_RECORDS SHOWN_
━━━
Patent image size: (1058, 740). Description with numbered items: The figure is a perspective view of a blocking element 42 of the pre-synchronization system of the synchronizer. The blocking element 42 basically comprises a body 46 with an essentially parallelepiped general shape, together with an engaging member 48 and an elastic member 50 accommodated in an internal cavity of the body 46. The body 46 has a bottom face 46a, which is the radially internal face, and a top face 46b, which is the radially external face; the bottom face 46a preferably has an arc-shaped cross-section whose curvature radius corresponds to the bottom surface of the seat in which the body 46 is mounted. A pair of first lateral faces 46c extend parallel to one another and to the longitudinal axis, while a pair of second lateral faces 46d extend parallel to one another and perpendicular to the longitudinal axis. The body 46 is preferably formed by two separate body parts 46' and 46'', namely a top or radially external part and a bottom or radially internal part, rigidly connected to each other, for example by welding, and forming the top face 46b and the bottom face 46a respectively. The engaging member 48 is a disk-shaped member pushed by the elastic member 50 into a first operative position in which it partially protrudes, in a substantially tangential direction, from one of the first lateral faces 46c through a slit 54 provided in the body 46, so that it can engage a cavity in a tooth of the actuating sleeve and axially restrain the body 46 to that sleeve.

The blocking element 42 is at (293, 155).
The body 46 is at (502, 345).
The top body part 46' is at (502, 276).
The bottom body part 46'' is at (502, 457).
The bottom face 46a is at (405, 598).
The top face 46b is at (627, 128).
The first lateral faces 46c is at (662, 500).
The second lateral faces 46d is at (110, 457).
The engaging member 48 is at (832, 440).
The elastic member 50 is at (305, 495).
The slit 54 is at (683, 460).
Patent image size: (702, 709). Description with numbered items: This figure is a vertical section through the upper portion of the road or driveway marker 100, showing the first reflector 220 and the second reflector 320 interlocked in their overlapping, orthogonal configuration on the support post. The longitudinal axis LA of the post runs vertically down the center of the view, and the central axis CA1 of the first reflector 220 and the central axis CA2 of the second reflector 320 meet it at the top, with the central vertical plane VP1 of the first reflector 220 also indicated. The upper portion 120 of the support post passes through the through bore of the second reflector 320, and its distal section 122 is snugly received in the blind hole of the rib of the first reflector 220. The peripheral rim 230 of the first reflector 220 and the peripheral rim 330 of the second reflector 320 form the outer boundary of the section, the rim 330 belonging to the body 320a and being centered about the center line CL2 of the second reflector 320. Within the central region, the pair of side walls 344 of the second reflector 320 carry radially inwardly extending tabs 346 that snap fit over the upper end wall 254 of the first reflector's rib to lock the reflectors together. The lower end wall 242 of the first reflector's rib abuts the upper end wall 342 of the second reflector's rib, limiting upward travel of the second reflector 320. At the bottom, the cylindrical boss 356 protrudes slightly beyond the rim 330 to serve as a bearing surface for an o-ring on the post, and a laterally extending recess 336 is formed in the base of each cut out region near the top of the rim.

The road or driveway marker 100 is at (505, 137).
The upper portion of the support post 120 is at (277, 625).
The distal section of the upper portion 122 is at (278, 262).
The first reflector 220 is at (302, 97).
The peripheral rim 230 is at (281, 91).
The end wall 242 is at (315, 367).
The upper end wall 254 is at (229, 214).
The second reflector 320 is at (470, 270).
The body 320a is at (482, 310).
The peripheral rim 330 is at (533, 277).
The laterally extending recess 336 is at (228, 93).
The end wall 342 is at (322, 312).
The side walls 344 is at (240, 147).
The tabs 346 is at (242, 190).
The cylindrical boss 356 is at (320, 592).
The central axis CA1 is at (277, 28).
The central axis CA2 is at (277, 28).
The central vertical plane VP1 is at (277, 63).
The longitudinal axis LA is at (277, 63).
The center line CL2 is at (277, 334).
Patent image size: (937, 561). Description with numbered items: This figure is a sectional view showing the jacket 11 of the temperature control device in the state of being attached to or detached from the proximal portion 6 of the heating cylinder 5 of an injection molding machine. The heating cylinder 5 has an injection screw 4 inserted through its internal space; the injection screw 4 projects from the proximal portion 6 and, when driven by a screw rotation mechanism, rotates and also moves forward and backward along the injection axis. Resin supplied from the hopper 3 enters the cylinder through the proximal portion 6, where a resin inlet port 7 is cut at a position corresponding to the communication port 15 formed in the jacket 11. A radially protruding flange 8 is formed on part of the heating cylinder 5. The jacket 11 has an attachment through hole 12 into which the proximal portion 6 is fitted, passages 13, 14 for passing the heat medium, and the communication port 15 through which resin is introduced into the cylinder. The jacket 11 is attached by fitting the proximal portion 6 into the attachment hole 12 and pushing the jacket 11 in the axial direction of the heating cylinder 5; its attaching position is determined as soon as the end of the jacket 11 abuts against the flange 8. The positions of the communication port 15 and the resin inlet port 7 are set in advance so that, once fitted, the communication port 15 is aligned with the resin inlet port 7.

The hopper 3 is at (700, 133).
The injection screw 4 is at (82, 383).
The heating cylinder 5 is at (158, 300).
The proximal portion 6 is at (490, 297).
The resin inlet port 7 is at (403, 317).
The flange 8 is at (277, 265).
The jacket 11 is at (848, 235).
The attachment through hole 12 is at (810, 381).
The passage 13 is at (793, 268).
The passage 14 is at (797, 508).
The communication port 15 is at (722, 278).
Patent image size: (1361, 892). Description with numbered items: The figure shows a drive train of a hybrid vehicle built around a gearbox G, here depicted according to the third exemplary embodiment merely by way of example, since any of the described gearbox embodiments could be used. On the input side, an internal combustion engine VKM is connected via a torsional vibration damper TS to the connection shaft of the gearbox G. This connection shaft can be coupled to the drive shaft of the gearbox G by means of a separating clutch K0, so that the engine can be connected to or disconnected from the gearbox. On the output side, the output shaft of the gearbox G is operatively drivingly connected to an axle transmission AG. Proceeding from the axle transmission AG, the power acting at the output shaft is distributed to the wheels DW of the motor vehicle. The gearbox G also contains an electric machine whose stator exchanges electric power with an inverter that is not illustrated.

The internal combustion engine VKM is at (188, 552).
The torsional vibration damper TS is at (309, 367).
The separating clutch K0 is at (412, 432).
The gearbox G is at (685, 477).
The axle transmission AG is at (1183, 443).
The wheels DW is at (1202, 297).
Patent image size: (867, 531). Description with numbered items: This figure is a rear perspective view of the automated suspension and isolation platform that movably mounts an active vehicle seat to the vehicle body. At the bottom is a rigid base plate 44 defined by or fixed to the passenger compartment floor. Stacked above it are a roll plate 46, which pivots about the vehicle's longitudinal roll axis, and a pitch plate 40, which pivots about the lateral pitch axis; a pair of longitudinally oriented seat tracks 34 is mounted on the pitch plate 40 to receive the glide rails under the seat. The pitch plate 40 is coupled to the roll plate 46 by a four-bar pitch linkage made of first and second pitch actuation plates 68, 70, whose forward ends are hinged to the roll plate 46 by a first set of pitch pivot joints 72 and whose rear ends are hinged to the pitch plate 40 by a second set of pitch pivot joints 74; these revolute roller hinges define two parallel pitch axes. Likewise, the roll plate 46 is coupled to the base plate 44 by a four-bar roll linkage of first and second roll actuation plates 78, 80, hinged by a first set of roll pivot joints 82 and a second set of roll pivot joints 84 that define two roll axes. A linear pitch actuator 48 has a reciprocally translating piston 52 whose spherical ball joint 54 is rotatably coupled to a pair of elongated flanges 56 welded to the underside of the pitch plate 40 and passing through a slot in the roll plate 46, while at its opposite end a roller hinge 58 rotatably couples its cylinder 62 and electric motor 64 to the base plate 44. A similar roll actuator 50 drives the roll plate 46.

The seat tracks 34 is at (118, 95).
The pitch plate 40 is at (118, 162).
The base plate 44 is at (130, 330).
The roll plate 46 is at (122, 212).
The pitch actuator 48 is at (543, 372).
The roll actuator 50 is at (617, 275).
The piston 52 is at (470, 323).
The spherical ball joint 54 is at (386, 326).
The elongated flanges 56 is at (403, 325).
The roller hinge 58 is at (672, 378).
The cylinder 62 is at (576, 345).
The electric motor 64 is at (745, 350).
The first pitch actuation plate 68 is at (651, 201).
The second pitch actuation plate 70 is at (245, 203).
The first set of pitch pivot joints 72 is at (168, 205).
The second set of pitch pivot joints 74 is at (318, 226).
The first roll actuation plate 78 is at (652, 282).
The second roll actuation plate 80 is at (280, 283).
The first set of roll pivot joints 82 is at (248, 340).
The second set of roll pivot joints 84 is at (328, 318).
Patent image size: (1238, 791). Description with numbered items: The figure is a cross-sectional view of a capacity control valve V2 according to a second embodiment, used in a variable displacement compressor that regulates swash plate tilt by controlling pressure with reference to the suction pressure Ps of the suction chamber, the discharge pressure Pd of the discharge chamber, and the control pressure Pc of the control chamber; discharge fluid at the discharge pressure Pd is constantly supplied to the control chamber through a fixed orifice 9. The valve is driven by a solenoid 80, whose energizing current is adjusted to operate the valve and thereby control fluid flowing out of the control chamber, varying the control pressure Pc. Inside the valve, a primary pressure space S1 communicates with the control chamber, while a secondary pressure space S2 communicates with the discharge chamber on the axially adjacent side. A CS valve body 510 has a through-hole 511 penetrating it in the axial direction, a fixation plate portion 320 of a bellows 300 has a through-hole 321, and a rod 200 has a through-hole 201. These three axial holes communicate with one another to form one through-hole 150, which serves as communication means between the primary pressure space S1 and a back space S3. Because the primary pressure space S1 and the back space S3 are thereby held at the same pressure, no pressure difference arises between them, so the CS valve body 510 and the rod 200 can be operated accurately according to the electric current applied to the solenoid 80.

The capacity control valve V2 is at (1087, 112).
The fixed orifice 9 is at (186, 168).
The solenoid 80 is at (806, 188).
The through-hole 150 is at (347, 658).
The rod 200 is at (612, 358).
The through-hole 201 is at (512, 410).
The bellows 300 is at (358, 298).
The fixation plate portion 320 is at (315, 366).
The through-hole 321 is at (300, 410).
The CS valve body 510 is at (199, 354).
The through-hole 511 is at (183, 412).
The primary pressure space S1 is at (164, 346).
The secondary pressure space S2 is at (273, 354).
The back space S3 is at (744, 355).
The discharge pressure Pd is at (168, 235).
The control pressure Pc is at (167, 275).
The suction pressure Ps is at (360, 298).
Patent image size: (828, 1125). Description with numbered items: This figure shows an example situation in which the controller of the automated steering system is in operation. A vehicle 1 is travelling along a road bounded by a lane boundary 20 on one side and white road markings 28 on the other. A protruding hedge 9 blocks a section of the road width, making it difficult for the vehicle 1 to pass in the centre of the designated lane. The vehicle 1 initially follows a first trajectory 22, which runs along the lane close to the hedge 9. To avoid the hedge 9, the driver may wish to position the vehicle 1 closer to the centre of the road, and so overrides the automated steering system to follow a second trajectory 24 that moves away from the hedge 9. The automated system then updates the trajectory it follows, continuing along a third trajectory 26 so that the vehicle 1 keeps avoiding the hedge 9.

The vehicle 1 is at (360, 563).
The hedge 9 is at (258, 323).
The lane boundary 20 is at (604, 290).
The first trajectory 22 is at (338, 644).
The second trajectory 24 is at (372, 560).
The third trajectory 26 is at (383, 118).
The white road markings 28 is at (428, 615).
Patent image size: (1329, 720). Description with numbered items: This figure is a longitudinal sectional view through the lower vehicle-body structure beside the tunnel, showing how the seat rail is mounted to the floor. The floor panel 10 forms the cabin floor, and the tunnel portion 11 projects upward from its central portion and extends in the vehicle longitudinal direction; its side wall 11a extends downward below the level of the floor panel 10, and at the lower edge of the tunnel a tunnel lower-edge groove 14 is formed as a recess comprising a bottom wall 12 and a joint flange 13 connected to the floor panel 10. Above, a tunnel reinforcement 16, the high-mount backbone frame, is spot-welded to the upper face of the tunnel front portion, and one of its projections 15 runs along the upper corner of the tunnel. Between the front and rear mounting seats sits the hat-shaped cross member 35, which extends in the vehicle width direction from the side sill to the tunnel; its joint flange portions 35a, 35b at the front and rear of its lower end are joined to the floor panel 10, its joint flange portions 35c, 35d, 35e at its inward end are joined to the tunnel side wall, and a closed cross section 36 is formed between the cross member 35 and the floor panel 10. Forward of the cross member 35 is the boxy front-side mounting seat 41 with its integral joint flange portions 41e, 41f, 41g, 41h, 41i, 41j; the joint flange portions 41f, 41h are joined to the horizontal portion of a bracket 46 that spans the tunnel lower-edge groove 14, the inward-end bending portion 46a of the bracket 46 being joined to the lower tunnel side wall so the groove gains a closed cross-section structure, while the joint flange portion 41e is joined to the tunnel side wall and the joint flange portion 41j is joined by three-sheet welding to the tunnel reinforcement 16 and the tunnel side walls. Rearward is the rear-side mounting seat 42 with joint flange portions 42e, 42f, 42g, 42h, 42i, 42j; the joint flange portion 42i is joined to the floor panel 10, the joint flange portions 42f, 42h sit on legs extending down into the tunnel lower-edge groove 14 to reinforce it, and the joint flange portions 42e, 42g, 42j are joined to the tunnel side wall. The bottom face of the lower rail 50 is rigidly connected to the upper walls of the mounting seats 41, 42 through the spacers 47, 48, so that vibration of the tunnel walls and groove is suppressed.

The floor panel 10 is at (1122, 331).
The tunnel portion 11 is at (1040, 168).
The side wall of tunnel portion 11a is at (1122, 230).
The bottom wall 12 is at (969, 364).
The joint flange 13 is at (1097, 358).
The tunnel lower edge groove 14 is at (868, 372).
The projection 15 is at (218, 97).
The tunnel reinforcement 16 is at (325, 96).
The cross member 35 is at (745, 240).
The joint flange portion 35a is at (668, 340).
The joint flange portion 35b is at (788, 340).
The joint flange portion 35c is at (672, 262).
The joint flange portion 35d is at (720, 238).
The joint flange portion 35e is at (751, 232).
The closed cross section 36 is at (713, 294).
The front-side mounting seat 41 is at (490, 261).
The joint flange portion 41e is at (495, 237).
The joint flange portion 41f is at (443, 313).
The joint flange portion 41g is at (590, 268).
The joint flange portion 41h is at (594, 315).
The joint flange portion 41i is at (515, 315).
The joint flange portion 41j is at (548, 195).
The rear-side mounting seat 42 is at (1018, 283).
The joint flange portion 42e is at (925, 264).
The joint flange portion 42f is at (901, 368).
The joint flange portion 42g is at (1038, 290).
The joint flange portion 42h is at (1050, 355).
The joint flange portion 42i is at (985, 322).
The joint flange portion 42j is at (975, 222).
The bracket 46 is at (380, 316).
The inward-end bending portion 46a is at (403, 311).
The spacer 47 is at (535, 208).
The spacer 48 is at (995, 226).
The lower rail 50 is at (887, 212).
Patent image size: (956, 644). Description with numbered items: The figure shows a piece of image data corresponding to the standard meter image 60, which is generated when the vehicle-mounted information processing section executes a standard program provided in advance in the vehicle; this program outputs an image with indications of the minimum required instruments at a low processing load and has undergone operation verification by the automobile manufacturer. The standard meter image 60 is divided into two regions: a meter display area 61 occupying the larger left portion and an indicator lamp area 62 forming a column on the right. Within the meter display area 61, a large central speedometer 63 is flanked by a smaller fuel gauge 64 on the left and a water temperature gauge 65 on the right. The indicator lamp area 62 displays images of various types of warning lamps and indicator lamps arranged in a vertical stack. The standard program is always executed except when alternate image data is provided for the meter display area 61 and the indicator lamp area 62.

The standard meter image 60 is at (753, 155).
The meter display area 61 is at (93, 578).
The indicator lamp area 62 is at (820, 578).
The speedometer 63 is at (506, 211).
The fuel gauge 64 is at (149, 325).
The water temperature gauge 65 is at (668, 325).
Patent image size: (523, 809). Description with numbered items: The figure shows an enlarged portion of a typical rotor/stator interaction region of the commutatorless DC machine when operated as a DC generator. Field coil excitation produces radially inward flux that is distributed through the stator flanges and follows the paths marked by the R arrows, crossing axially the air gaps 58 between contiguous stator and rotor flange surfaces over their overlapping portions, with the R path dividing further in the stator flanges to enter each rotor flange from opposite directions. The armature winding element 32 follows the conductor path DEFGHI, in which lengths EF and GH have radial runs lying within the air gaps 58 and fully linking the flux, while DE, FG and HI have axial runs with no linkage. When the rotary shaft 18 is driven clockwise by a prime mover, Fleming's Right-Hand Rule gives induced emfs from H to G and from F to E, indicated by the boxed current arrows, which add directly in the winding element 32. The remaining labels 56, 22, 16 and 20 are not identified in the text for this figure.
━━━
_PROBLEM DESCRIPTION_
Express everything from the line containing "Patent image size: (956, 644)." down to the line containing "The indicator lamp area 62 is at (820, 578)." as a numbered list, leaving out blank lines.

_CORRECT ANSWER_
1. Patent image size: (956, 644). Description with numbered items: The figure shows a piece of image data corresponding to the standard meter image 60, which is generated when the vehicle-mounted information processing section executes a standard program provided in advance in the vehicle; this program outputs an image with indications of the minimum required instruments at a low processing load and has undergone operation verification by the automobile manufacturer. The standard meter image 60 is divided into two regions: a meter display area 61 occupying the larger left portion and an indicator lamp area 62 forming a column on the right. Within the meter display area 61, a large central speedometer 63 is flanked by a smaller fuel gauge 64 on the left and a water temperature gauge 65 on the right. The indicator lamp area 62 displays images of various types of warning lamps and indicator lamps arranged in a vertical stack. The standard program is always executed except when alternate image data is provided for the meter display area 61 and the indicator lamp area 62.
2. The standard meter image 60 is at (753, 155).
3. The meter display area 61 is at (93, 578).
4. The indicator lamp area 62 is at (820, 578).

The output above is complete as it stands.